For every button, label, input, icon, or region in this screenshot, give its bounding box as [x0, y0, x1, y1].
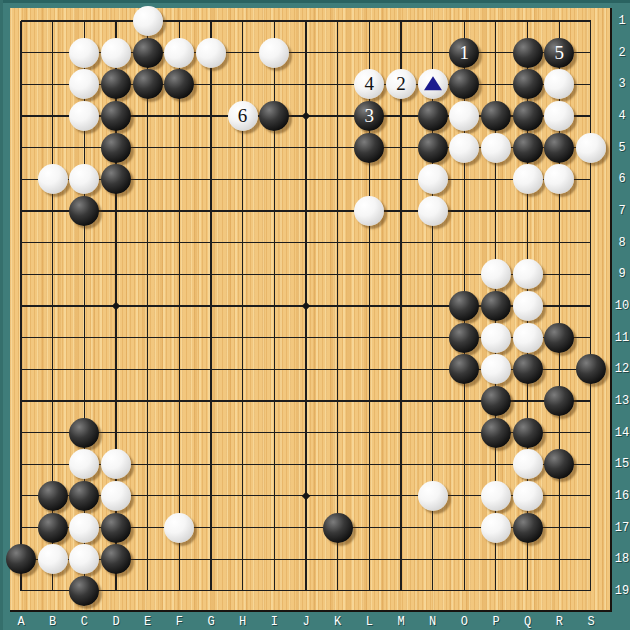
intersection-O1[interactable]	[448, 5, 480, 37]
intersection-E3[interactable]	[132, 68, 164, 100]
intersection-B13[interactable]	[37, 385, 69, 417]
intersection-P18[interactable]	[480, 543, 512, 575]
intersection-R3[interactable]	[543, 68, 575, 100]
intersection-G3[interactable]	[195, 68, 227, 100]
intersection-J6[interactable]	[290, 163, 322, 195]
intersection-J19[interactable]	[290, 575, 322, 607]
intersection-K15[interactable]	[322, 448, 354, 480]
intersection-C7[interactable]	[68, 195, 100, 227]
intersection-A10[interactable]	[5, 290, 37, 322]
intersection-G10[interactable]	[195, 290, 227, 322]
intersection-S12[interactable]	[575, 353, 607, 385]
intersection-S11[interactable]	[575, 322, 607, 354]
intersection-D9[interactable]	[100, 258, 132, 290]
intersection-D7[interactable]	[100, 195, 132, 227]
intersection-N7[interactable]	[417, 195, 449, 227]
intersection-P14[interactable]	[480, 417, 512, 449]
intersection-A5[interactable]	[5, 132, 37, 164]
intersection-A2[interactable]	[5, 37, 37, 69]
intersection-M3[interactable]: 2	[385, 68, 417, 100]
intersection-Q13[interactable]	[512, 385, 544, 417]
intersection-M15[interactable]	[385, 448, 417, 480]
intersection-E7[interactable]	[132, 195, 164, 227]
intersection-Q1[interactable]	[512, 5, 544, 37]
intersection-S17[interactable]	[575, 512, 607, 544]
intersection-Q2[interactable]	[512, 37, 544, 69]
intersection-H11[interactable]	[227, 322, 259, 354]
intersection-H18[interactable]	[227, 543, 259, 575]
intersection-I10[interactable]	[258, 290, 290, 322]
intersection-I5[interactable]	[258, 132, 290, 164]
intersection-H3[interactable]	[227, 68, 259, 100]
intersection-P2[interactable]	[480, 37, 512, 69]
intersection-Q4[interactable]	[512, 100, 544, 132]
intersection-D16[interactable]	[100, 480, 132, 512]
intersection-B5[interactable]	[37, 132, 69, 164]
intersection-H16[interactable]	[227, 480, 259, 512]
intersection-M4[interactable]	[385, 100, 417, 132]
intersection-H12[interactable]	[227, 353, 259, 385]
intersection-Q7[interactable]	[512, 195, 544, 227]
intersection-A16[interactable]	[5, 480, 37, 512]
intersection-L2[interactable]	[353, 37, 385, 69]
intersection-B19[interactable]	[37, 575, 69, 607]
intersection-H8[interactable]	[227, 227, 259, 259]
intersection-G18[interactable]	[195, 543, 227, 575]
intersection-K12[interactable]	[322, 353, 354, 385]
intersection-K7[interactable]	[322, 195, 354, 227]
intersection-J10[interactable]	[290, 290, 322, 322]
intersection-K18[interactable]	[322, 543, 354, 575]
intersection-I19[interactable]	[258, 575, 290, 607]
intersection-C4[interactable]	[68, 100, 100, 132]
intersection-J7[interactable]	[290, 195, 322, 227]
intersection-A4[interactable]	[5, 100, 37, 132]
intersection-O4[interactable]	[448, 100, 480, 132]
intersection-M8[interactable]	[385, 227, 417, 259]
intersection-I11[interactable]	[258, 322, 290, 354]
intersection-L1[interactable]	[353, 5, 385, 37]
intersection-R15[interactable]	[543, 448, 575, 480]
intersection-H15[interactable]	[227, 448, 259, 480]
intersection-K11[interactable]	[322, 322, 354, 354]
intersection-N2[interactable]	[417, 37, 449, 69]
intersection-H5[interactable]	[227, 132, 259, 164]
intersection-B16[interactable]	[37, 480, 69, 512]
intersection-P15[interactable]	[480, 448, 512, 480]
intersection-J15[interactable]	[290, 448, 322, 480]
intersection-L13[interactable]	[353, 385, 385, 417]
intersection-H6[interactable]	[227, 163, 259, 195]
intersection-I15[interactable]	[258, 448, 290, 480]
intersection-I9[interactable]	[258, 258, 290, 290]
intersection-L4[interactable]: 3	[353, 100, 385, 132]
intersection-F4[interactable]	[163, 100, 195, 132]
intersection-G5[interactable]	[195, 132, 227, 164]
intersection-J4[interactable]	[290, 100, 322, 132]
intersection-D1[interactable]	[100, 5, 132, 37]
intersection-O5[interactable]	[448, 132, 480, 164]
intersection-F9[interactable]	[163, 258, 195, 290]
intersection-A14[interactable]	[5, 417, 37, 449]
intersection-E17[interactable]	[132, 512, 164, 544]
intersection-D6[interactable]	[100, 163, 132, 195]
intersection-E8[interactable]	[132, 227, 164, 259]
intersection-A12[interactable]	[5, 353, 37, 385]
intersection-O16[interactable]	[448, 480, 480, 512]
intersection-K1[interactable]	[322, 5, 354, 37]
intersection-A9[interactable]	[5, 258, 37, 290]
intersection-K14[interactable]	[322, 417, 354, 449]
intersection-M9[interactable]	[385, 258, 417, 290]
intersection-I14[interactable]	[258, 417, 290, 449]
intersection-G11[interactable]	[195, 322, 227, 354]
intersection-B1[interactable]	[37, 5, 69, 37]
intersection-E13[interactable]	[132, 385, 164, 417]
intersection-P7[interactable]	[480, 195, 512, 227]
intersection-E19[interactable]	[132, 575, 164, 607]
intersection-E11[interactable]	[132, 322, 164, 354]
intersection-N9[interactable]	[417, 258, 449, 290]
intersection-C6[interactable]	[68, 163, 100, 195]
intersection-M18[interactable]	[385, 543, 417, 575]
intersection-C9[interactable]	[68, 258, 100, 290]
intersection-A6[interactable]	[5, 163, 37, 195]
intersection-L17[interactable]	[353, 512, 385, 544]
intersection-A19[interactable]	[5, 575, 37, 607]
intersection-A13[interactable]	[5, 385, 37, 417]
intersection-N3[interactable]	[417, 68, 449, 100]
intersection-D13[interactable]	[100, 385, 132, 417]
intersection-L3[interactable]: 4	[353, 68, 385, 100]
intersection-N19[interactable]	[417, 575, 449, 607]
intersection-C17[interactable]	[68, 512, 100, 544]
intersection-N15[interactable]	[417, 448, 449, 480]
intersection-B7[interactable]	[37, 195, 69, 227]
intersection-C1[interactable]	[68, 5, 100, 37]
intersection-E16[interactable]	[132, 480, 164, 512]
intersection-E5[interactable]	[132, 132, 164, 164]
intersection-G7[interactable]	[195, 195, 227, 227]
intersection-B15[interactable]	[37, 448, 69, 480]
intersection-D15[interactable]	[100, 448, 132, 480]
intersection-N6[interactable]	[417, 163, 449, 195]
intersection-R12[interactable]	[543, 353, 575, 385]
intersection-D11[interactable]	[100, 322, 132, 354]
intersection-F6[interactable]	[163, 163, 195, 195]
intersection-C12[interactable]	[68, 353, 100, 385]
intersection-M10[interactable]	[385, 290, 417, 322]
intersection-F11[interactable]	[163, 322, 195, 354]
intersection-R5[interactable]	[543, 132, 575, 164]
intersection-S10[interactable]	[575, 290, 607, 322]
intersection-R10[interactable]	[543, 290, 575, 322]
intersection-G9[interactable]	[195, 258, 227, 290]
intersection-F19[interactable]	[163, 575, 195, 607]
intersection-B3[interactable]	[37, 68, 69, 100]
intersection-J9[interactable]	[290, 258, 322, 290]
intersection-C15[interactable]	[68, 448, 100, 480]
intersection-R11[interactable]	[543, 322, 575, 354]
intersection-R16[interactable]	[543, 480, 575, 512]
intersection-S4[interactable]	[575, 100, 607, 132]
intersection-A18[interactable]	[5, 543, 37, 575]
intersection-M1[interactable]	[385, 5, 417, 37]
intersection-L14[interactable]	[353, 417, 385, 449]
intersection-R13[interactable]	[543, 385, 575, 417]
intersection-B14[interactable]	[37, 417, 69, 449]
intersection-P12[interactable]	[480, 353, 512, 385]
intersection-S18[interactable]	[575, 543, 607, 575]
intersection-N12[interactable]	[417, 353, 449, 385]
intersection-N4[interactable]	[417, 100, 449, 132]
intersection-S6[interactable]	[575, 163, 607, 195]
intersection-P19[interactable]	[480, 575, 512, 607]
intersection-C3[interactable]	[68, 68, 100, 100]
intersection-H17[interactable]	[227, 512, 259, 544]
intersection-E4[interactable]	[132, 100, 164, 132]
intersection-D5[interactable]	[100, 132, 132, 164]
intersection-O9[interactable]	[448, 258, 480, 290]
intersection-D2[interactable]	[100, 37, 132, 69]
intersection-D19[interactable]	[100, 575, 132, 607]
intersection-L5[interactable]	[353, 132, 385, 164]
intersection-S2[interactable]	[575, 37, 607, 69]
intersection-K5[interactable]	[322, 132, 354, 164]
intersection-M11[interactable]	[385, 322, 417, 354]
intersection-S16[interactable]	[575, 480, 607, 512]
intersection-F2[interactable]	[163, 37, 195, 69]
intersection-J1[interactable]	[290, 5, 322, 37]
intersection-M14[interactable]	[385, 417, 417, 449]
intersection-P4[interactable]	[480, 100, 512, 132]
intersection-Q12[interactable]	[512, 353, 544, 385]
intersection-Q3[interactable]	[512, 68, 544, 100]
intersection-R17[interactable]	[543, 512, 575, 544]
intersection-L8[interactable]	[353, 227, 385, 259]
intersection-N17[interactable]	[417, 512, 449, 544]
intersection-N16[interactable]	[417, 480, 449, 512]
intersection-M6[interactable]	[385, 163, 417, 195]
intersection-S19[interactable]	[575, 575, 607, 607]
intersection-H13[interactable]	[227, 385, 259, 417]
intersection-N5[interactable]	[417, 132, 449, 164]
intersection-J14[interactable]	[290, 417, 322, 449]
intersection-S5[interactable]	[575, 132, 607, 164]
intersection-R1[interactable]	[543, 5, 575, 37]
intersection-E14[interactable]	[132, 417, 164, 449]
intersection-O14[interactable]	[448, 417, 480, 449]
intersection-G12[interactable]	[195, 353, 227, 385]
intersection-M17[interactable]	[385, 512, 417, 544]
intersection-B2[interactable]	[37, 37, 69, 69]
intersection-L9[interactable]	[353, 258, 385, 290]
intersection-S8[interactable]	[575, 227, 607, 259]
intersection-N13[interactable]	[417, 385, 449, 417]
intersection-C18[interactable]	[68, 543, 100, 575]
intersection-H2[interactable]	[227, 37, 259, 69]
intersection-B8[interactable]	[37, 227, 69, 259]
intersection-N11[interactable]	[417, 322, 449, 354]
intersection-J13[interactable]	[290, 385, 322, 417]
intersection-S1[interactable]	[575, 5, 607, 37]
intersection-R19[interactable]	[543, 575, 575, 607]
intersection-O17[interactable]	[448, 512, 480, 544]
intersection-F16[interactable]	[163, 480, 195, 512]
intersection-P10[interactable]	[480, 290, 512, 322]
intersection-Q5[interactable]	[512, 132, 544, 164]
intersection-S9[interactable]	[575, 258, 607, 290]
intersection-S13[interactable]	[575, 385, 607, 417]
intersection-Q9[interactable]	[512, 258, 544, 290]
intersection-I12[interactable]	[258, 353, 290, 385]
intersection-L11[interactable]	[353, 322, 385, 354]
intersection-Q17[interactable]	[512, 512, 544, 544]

▸ Objective:
Switch "interactable" to "clickable" and reproduce the listing with nothing else changed. Begin at the line that contains "5, 480, 37]" and stop after the line that contains "353, 607, 385]".

▸ Reply:
intersection-O1[clickable]	[448, 5, 480, 37]
intersection-E3[clickable]	[132, 68, 164, 100]
intersection-B13[clickable]	[37, 385, 69, 417]
intersection-P18[clickable]	[480, 543, 512, 575]
intersection-R3[clickable]	[543, 68, 575, 100]
intersection-G3[clickable]	[195, 68, 227, 100]
intersection-J6[clickable]	[290, 163, 322, 195]
intersection-J19[clickable]	[290, 575, 322, 607]
intersection-K15[clickable]	[322, 448, 354, 480]
intersection-C7[clickable]	[68, 195, 100, 227]
intersection-A10[clickable]	[5, 290, 37, 322]
intersection-G10[clickable]	[195, 290, 227, 322]
intersection-S12[clickable]	[575, 353, 607, 385]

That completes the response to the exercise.